Saved entries:
* BEGIN *

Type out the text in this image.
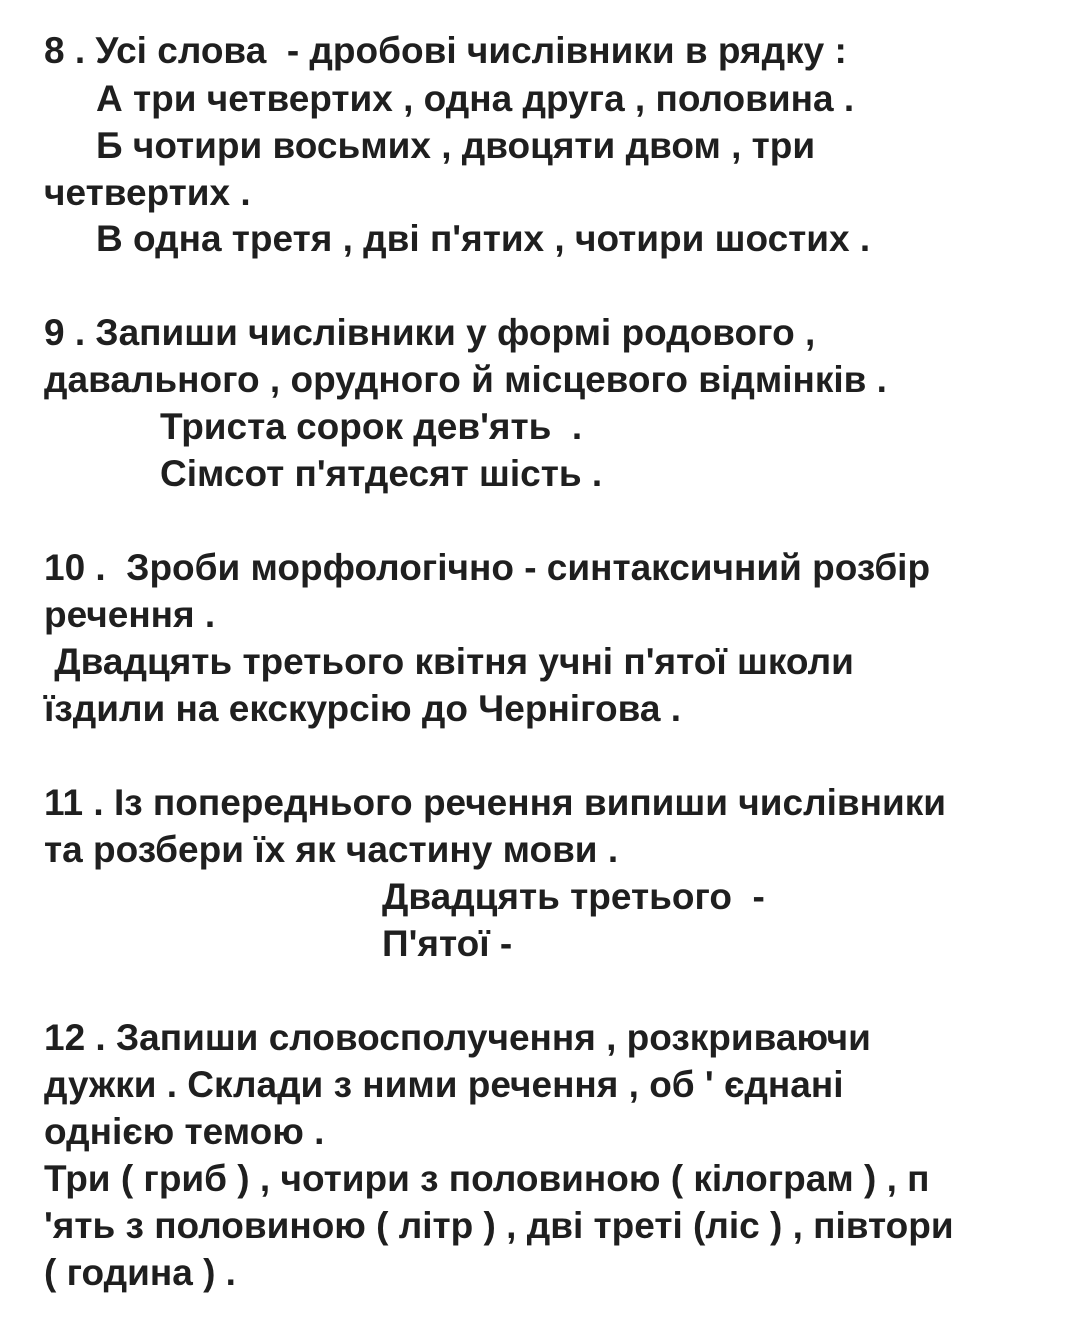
8 . Усі слова  - дробові числівники в рядку :
А три четвертих , одна друга , половина .
Б чотири восьмих , двоцяти двом , три
четвертих .
В одна третя , дві п'ятих , чотири шостих .
9 . Запиши числівники у формі родового ,
давального , орудного й місцевого відмінків .
Триста сорок дев'ять  .
Сімсот п'ятдесят шість .
10 .  Зроби морфологічно - синтаксичний розбір
речення .
Двадцять третього квітня учні п'ятої школи
їздили на екскурсію до Чернігова .
11 . Із попереднього речення випиши числівники
та розбери їх як частину мови .
Двадцять третього  -
П'ятої -
12 . Запиши словосполучення , розкриваючи
дужки . Склади з ними речення , об ' єднані
однією темою .
Три ( гриб ) , чотири з половиною ( кілограм ) , п
'ять з половиною ( літр ) , дві треті (ліс ) , півтори
( година ) .
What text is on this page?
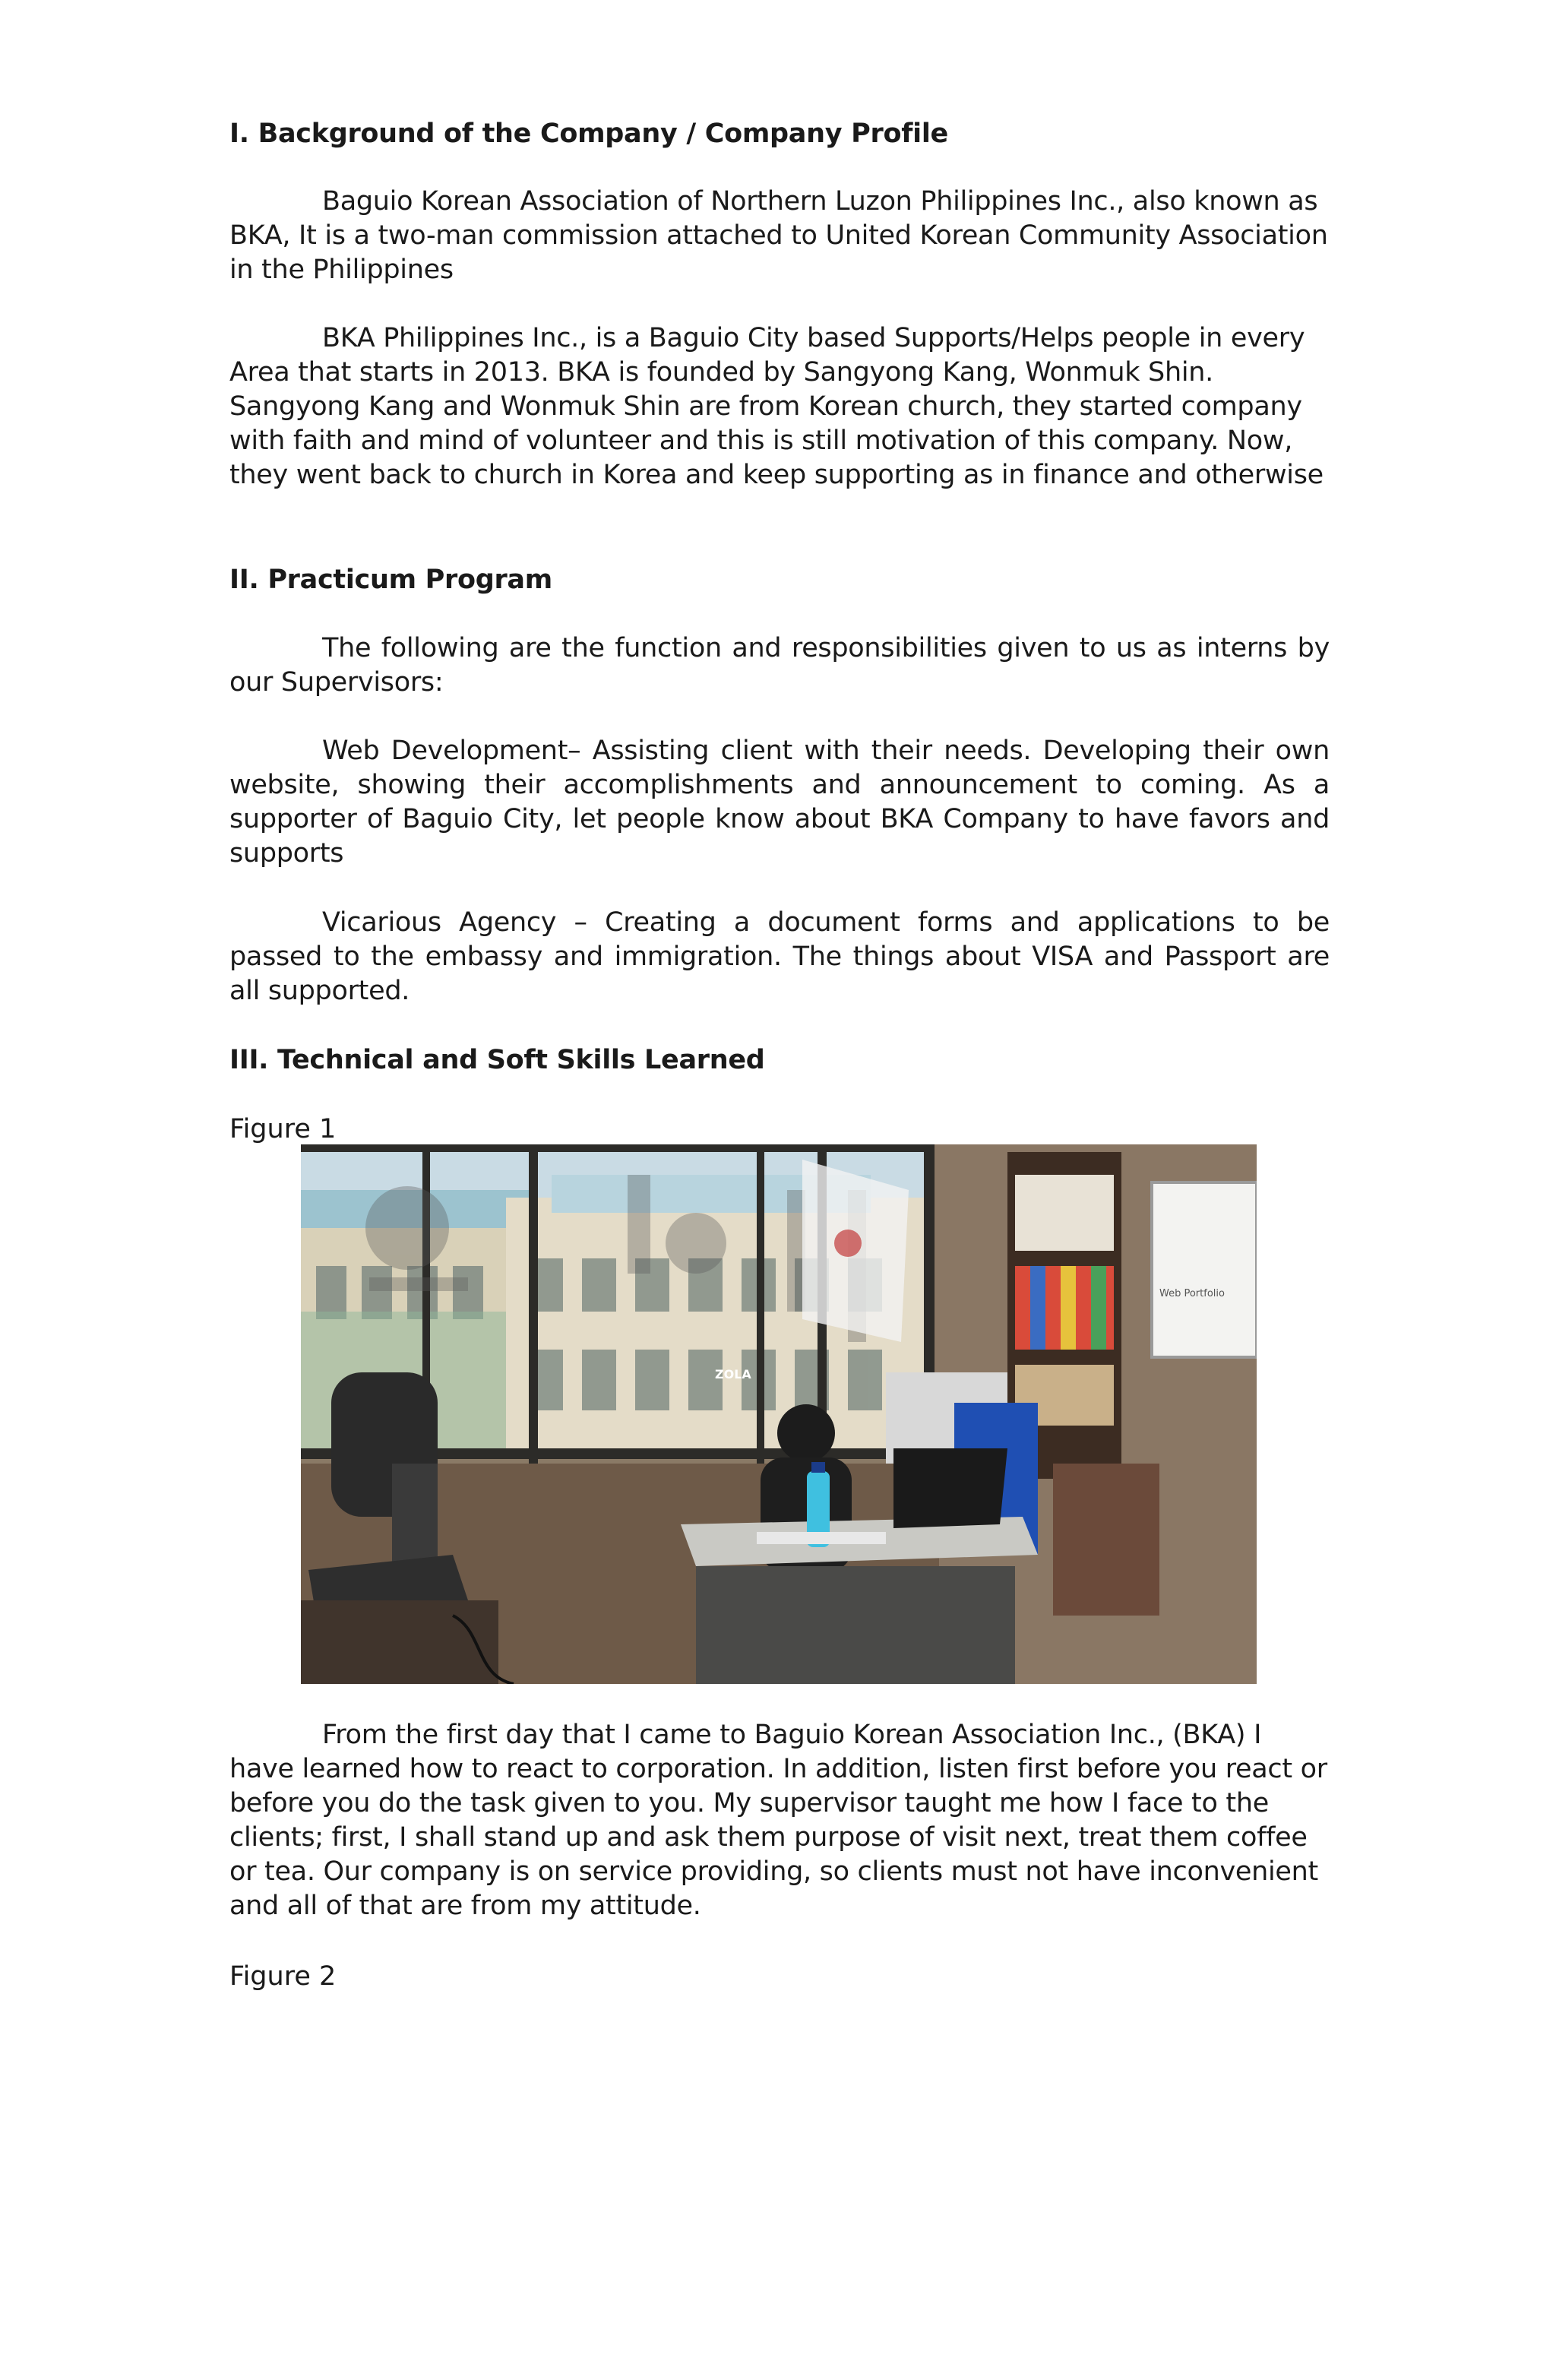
I. Background of the Company / Company Profile

Baguio Korean Association of Northern Luzon Philippines Inc., also known as BKA, It is a two-man commission attached to United Korean Community Association in the Philippines

BKA Philippines Inc., is a Baguio City based Supports/Helps people in every Area that starts in 2013. BKA is founded by Sangyong Kang, Wonmuk Shin. Sangyong Kang and Wonmuk Shin are from Korean church, they started company with faith and mind of volunteer and this is still motivation of this company. Now, they went back to church in Korea and keep supporting as in finance and otherwise

II. Practicum Program

The following are the function and responsibilities given to us as interns by our Supervisors:

Web Development– Assisting client with their needs. Developing their own website, showing their accomplishments and announcement to coming. As a supporter of Baguio City, let people know about BKA Company to have favors and supports

Vicarious Agency – Creating a document forms and applications to be passed to the embassy and immigration. The things about VISA and Passport are all supported.

III. Technical and Soft Skills Learned

Figure 1

ZOLA
Web Portfolio

From the first day that I came to Baguio Korean Association Inc., (BKA) I have learned how to react to corporation. In addition, listen first before you react or before you do the task given to you. My supervisor taught me how I face to the clients; first, I shall stand up and ask them purpose of visit next, treat them coffee or tea. Our company is on service providing, so clients must not have inconvenient and all of that are from my attitude.

Figure 2
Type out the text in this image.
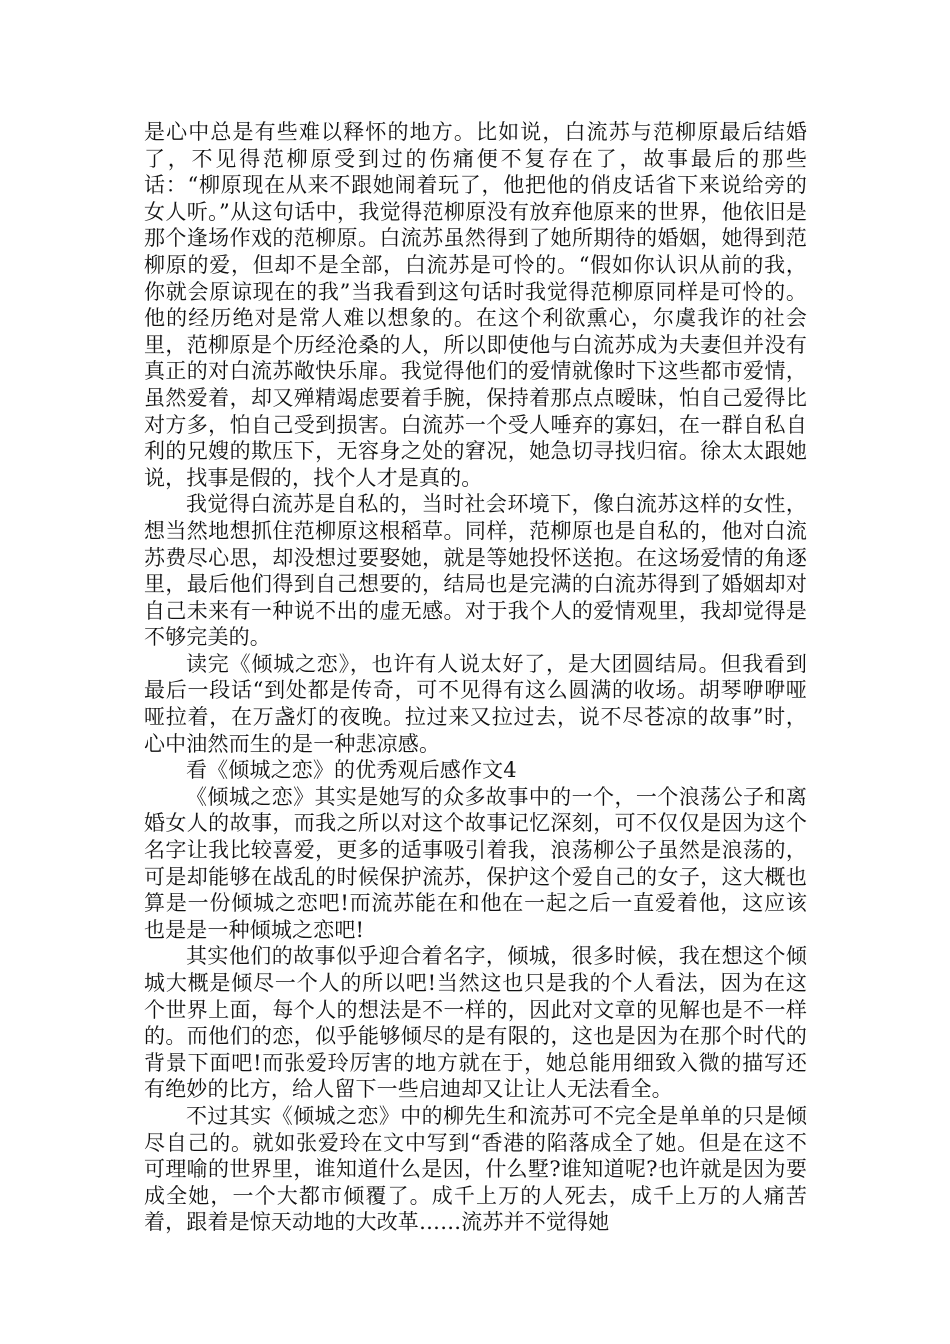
是心中总是有些难以释怀的地方。比如说，白流苏与范柳原最后结婚了，不见得范柳原受到过的伤痛便不复存在了，故事最后的那些话：“柳原现在从来不跟她闹着玩了，他把他的俏皮话省下来说给旁的女人听。”从这句话中，我觉得范柳原没有放弃他原来的世界，他依旧是那个逢场作戏的范柳原。白流苏虽然得到了她所期待的婚姻，她得到范柳原的爱，但却不是全部，白流苏是可怜的。“假如你认识从前的我，你就会原谅现在的我”当我看到这句话时我觉得范柳原同样是可怜的。他的经历绝对是常人难以想象的。在这个利欲熏心，尔虞我诈的社会里，范柳原是个历经沧桑的人，所以即使他与白流苏成为夫妻但并没有真正的对白流苏敞快乐扉。我觉得他们的爱情就像时下这些都市爱情，虽然爱着，却又殚精竭虑要着手腕，保持着那点点暧昧，怕自己爱得比对方多，怕自己受到损害。白流苏一个受人唾弃的寡妇，在一群自私自利的兄嫂的欺压下，无容身之处的窘况，她急切寻找归宿。徐太太跟她说，找事是假的，找个人才是真的。

我觉得白流苏是自私的，当时社会环境下，像白流苏这样的女性，想当然地想抓住范柳原这根稻草。同样，范柳原也是自私的，他对白流苏费尽心思，却没想过要娶她，就是等她投怀送抱。在这场爱情的角逐里，最后他们得到自己想要的，结局也是完满的白流苏得到了婚姻却对自己未来有一种说不出的虚无感。对于我个人的爱情观里，我却觉得是不够完美的。

读完《倾城之恋》，也许有人说太好了，是大团圆结局。但我看到最后一段话“到处都是传奇，可不见得有这么圆满的收场。胡琴咿咿哑哑拉着，在万盏灯的夜晚。拉过来又拉过去，说不尽苍凉的故事”时，心中油然而生的是一种悲凉感。

看《倾城之恋》的优秀观后感作文4

《倾城之恋》其实是她写的众多故事中的一个，一个浪荡公子和离婚女人的故事，而我之所以对这个故事记忆深刻，可不仅仅是因为这个名字让我比较喜爱，更多的适事吸引着我，浪荡柳公子虽然是浪荡的，可是却能够在战乱的时候保护流苏，保护这个爱自己的女子，这大概也算是一份倾城之恋吧!而流苏能在和他在一起之后一直爱着他，这应该也是是一种倾城之恋吧!

其实他们的故事似乎迎合着名字，倾城，很多时候，我在想这个倾城大概是倾尽一个人的所以吧!当然这也只是我的个人看法，因为在这个世界上面，每个人的想法是不一样的，因此对文章的见解也是不一样的。而他们的恋，似乎能够倾尽的是有限的，这也是因为在那个时代的背景下面吧!而张爱玲厉害的地方就在于，她总能用细致入微的描写还有绝妙的比方，给人留下一些启迪却又让让人无法看全。

不过其实《倾城之恋》中的柳先生和流苏可不完全是单单的只是倾尽自己的。就如张爱玲在文中写到“香港的陷落成全了她。但是在这不可理喻的世界里，谁知道什么是因，什么墅?谁知道呢?也许就是因为要成全她，一个大都市倾覆了。成千上万的人死去，成千上万的人痛苦着，跟着是惊天动地的大改革……流苏并不觉得她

* END *

WORK INSTRUCTIONS:
Quote the preceding listing precisely and completely, omitting its images.

FINISHED TASK:
Type out the text in this image.
8 . Усі слова  - дробові числівники в рядку :
А три четвертих , одна друга , половина .
Б чотири восьмих , двоцяти двом , три
четвертих .
В одна третя , дві п'ятих , чотири шостих .
9 . Запиши числівники у формі родового ,
давального , орудного й місцевого відмінків .
Триста сорок дев'ять  .
Сімсот п'ятдесят шість .
10 .  Зроби морфологічно - синтаксичний розбір
речення .
Двадцять третього квітня учні п'ятої школи
їздили на екскурсію до Чернігова .
11 . Із попереднього речення випиши числівники
та розбери їх як частину мови .
Двадцять третього  -
П'ятої -
12 . Запиши словосполучення , розкриваючи
дужки . Склади з ними речення , об ' єднані
однією темою .
Три ( гриб ) , чотири з половиною ( кілограм ) , п
'ять з половиною ( літр ) , дві треті (ліс ) , півтори
( година ) .
What text is on this page?
I. Background of the Company / Company Profile

Baguio Korean Association of Northern Luzon Philippines Inc., also known as BKA, It is a two-man commission attached to United Korean Community Association in the Philippines

BKA Philippines Inc., is a Baguio City based Supports/Helps people in every Area that starts in 2013. BKA is founded by Sangyong Kang, Wonmuk Shin. Sangyong Kang and Wonmuk Shin are from Korean church, they started company with faith and mind of volunteer and this is still motivation of this company. Now, they went back to church in Korea and keep supporting as in finance and otherwise

II. Practicum Program

The following are the function and responsibilities given to us as interns by our Supervisors:

Web Development– Assisting client with their needs. Developing their own website, showing their accomplishments and announcement to coming. As a supporter of Baguio City, let people know about BKA Company to have favors and supports

Vicarious Agency – Creating a document forms and applications to be passed to the embassy and immigration. The things about VISA and Passport are all supported.

III. Technical and Soft Skills Learned

Figure 1

ZOLA
Web Portfolio

From the first day that I came to Baguio Korean Association Inc., (BKA) I have learned how to react to corporation. In addition, listen first before you react or before you do the task given to you. My supervisor taught me how I face to the clients; first, I shall stand up and ask them purpose of visit next, treat them coffee or tea. Our company is on service providing, so clients must not have inconvenient and all of that are from my attitude.

Figure 2
Type out the text in this image.
是心中总是有些难以释怀的地方。比如说，白流苏与范柳原最后结婚了，不见得范柳原受到过的伤痛便不复存在了，故事最后的那些话：“柳原现在从来不跟她闹着玩了，他把他的俏皮话省下来说给旁的女人听。”从这句话中，我觉得范柳原没有放弃他原来的世界，他依旧是那个逢场作戏的范柳原。白流苏虽然得到了她所期待的婚姻，她得到范柳原的爱，但却不是全部，白流苏是可怜的。“假如你认识从前的我，你就会原谅现在的我”当我看到这句话时我觉得范柳原同样是可怜的。他的经历绝对是常人难以想象的。在这个利欲熏心，尔虞我诈的社会里，范柳原是个历经沧桑的人，所以即使他与白流苏成为夫妻但并没有真正的对白流苏敞快乐扉。我觉得他们的爱情就像时下这些都市爱情，虽然爱着，却又殚精竭虑要着手腕，保持着那点点暧昧，怕自己爱得比对方多，怕自己受到损害。白流苏一个受人唾弃的寡妇，在一群自私自利的兄嫂的欺压下，无容身之处的窘况，她急切寻找归宿。徐太太跟她说，找事是假的，找个人才是真的。

我觉得白流苏是自私的，当时社会环境下，像白流苏这样的女性，想当然地想抓住范柳原这根稻草。同样，范柳原也是自私的，他对白流苏费尽心思，却没想过要娶她，就是等她投怀送抱。在这场爱情的角逐里，最后他们得到自己想要的，结局也是完满的白流苏得到了婚姻却对自己未来有一种说不出的虚无感。对于我个人的爱情观里，我却觉得是不够完美的。

读完《倾城之恋》，也许有人说太好了，是大团圆结局。但我看到最后一段话“到处都是传奇，可不见得有这么圆满的收场。胡琴咿咿哑哑拉着，在万盏灯的夜晚。拉过来又拉过去，说不尽苍凉的故事”时，心中油然而生的是一种悲凉感。

看《倾城之恋》的优秀观后感作文4

《倾城之恋》其实是她写的众多故事中的一个，一个浪荡公子和离婚女人的故事，而我之所以对这个故事记忆深刻，可不仅仅是因为这个名字让我比较喜爱，更多的适事吸引着我，浪荡柳公子虽然是浪荡的，可是却能够在战乱的时候保护流苏，保护这个爱自己的女子，这大概也算是一份倾城之恋吧!而流苏能在和他在一起之后一直爱着他，这应该也是是一种倾城之恋吧!

其实他们的故事似乎迎合着名字，倾城，很多时候，我在想这个倾城大概是倾尽一个人的所以吧!当然这也只是我的个人看法，因为在这个世界上面，每个人的想法是不一样的，因此对文章的见解也是不一样的。而他们的恋，似乎能够倾尽的是有限的，这也是因为在那个时代的背景下面吧!而张爱玲厉害的地方就在于，她总能用细致入微的描写还有绝妙的比方，给人留下一些启迪却又让让人无法看全。

不过其实《倾城之恋》中的柳先生和流苏可不完全是单单的只是倾尽自己的。就如张爱玲在文中写到“香港的陷落成全了她。但是在这不可理喻的世界里，谁知道什么是因，什么墅?谁知道呢?也许就是因为要成全她，一个大都市倾覆了。成千上万的人死去，成千上万的人痛苦着，跟着是惊天动地的大改革……流苏并不觉得她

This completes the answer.